## GIVEN TASK
Copy out, unchanged, every line from the start of the records through the line that contains "y-right-tick-label: 7.2: [903, 555, 933, 577]", including that line.

[start EXCERPTED RECORDS]

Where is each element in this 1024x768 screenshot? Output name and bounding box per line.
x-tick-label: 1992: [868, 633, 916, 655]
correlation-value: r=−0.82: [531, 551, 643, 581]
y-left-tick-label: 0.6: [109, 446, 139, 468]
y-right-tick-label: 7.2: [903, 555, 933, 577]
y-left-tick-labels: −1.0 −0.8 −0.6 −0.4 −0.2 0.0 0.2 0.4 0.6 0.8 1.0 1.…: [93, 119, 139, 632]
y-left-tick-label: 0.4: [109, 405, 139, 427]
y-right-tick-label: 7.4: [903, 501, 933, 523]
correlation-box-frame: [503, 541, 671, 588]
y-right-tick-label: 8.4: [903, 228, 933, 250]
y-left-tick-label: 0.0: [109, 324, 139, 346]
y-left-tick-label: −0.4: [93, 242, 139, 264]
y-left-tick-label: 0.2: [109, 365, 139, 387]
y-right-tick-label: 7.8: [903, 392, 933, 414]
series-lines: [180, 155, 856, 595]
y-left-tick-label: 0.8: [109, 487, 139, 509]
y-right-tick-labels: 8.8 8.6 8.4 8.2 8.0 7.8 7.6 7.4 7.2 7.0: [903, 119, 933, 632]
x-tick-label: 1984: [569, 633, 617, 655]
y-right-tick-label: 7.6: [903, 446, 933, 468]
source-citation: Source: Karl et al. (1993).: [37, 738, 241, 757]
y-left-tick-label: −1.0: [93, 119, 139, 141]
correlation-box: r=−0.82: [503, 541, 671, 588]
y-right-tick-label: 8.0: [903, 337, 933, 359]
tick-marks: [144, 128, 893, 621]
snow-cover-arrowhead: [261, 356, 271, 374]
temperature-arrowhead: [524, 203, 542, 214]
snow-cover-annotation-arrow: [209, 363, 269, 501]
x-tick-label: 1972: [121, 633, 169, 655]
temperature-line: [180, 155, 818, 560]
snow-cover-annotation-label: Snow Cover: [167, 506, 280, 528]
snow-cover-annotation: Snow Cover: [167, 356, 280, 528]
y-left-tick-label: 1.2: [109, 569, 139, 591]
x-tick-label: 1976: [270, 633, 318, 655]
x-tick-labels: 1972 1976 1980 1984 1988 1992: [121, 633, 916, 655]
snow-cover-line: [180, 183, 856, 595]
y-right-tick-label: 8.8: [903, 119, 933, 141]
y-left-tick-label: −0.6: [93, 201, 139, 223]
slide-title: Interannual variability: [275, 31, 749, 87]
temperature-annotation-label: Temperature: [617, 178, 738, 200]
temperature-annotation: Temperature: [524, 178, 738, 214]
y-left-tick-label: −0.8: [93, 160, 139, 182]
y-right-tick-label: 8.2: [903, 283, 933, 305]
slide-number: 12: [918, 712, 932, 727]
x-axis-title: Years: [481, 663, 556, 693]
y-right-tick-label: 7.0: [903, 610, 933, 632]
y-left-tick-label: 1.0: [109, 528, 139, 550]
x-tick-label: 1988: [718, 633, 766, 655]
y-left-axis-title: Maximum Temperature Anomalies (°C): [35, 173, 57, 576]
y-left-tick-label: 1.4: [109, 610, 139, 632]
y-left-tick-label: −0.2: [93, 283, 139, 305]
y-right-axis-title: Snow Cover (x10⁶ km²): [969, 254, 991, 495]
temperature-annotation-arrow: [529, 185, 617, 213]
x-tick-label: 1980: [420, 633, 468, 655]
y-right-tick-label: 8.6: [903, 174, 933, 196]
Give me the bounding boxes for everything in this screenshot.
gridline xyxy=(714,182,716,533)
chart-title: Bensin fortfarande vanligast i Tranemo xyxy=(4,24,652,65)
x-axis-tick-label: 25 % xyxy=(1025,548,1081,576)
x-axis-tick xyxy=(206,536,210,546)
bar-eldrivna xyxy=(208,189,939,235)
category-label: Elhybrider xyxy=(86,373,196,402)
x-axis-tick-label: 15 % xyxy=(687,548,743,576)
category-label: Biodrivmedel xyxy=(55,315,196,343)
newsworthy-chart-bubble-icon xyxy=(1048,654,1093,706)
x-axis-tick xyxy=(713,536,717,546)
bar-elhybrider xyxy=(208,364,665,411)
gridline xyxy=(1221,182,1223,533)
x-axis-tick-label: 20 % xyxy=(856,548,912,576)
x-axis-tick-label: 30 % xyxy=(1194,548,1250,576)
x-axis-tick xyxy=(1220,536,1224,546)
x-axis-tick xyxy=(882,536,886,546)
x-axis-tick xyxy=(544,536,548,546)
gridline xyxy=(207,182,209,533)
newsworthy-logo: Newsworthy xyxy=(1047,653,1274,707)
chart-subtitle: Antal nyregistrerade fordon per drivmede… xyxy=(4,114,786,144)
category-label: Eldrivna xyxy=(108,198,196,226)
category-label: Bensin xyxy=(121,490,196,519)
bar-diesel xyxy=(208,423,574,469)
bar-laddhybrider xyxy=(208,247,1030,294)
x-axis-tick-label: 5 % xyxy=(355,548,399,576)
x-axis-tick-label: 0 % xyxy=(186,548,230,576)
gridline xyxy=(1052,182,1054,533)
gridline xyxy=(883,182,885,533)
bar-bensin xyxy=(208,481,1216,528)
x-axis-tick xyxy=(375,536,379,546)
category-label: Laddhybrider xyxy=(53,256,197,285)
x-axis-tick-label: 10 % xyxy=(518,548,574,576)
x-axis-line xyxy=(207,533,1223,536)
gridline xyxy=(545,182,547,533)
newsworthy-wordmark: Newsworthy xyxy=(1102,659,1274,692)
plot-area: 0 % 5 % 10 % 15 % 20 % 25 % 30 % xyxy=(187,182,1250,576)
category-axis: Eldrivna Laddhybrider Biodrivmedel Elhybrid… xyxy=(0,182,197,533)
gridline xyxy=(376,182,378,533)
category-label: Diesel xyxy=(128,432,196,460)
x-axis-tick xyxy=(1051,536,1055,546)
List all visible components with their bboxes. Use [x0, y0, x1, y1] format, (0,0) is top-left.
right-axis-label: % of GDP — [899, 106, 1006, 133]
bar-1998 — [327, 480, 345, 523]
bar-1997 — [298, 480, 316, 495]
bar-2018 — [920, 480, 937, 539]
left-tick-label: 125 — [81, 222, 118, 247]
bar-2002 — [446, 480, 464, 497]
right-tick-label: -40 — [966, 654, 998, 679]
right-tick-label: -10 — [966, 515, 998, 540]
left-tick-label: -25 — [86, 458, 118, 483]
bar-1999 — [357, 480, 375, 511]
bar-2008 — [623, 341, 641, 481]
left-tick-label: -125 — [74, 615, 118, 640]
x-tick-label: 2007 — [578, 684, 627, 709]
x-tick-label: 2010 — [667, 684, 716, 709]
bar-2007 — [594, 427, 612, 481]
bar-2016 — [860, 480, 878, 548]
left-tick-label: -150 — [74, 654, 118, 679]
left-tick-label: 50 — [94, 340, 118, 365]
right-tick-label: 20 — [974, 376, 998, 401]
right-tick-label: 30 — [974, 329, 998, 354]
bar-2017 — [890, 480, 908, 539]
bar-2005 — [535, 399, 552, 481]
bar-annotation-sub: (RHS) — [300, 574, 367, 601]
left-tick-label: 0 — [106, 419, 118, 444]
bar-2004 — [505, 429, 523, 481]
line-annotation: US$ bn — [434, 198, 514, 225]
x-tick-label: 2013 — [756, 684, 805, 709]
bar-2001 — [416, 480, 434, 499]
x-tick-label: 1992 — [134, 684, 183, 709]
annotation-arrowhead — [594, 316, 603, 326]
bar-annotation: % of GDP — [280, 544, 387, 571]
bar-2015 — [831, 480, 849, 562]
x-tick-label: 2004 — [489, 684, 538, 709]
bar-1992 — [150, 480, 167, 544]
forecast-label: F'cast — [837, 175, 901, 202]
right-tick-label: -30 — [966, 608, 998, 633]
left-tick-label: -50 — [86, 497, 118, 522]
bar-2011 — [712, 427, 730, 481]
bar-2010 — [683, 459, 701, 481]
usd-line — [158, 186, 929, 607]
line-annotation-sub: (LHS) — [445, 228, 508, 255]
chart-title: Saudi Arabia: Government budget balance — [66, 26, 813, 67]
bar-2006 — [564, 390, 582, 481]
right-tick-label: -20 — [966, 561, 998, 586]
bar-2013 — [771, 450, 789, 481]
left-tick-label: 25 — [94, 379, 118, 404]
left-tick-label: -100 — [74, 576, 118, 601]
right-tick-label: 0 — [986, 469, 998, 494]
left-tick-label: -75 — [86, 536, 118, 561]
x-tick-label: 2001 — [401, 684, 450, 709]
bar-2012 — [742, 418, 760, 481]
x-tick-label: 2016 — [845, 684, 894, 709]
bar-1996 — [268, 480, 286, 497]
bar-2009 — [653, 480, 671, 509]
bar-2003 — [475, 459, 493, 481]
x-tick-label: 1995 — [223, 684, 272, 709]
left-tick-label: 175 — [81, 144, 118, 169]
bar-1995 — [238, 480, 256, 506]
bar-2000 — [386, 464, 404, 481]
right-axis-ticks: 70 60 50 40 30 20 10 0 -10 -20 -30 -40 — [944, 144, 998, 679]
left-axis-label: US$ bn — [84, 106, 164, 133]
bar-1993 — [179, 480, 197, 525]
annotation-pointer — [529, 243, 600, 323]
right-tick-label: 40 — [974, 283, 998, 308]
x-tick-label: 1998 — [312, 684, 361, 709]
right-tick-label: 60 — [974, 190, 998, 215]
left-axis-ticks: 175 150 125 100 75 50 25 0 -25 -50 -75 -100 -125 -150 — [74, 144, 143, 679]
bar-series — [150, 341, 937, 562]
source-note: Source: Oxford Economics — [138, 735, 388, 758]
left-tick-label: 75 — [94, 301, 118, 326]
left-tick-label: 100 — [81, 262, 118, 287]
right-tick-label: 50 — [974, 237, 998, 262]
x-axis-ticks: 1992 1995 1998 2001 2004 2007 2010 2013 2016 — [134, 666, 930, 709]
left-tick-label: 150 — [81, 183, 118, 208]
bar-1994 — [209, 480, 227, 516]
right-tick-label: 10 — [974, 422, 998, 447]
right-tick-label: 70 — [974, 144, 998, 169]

[end EXCERPTED RECORDS]

## REPLY
Where is each element in this 1024x768 screenshot? Output name and bounding box per line.
x-tick-label: 1992: [868, 633, 916, 655]
correlation-value: r=−0.82: [531, 551, 643, 581]
y-left-tick-label: 0.6: [109, 446, 139, 468]
y-right-tick-label: 7.2: [903, 555, 933, 577]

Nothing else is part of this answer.